## Instruction
Transcribe all of the records precisely as they are presented.

[START Input for this task]

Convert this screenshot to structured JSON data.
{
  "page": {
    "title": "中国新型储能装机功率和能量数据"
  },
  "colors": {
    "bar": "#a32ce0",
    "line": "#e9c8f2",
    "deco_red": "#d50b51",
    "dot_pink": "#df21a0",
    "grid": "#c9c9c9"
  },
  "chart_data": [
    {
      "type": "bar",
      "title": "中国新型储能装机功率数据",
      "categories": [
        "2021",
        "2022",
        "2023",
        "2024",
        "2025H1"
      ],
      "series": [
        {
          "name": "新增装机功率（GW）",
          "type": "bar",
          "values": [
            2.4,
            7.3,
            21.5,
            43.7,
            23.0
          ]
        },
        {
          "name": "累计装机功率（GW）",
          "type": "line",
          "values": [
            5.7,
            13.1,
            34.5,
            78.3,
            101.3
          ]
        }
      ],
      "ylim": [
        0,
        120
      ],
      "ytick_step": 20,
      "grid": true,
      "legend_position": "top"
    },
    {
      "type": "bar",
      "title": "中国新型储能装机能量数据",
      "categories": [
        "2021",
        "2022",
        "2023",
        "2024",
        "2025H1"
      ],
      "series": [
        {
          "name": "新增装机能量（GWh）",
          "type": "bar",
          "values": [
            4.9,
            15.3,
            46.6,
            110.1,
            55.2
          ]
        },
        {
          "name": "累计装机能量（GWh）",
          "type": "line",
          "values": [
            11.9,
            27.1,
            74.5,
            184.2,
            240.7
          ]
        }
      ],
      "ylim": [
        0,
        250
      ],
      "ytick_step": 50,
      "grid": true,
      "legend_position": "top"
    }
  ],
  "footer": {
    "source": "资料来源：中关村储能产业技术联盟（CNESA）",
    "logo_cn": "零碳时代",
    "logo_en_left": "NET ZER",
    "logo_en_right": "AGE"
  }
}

[END Input for this task]

## Correct answer
Convert this screenshot to structured JSON data.
{
  "page": {
    "title": "中国新型储能装机功率和能量数据"
  },
  "colors": {
    "bar": "#a32ce0",
    "line": "#e9c8f2",
    "deco_red": "#d50b51",
    "dot_pink": "#df21a0",
    "grid": "#c9c9c9"
  },
  "chart_data": [
    {
      "type": "bar",
      "title": "中国新型储能装机功率数据",
      "categories": [
        "2021",
        "2022",
        "2023",
        "2024",
        "2025H1"
      ],
      "series": [
        {
          "name": "新增装机功率（GW）",
          "type": "bar",
          "values": [
            2.4,
            7.3,
            21.5,
            43.7,
            23.0
          ]
        },
        {
          "name": "累计装机功率（GW）",
          "type": "line",
          "values": [
            5.7,
            13.1,
            34.5,
            78.3,
            101.3
          ]
        }
      ],
      "ylim": [
        0,
        120
      ],
      "ytick_step": 20,
      "grid": true,
      "legend_position": "top"
    },
    {
      "type": "bar",
      "title": "中国新型储能装机能量数据",
      "categories": [
        "2021",
        "2022",
        "2023",
        "2024",
        "2025H1"
      ],
      "series": [
        {
          "name": "新增装机能量（GWh）",
          "type": "bar",
          "values": [
            4.9,
            15.3,
            46.6,
            110.1,
            55.2
          ]
        },
        {
          "name": "累计装机能量（GWh）",
          "type": "line",
          "values": [
            11.9,
            27.1,
            74.5,
            184.2,
            240.7
          ]
        }
      ],
      "ylim": [
        0,
        250
      ],
      "ytick_step": 50,
      "grid": true,
      "legend_position": "top"
    }
  ],
  "footer": {
    "source": "资料来源：中关村储能产业技术联盟（CNESA）",
    "logo_cn": "零碳时代",
    "logo_en_left": "NET ZER",
    "logo_en_right": "AGE"
  }
}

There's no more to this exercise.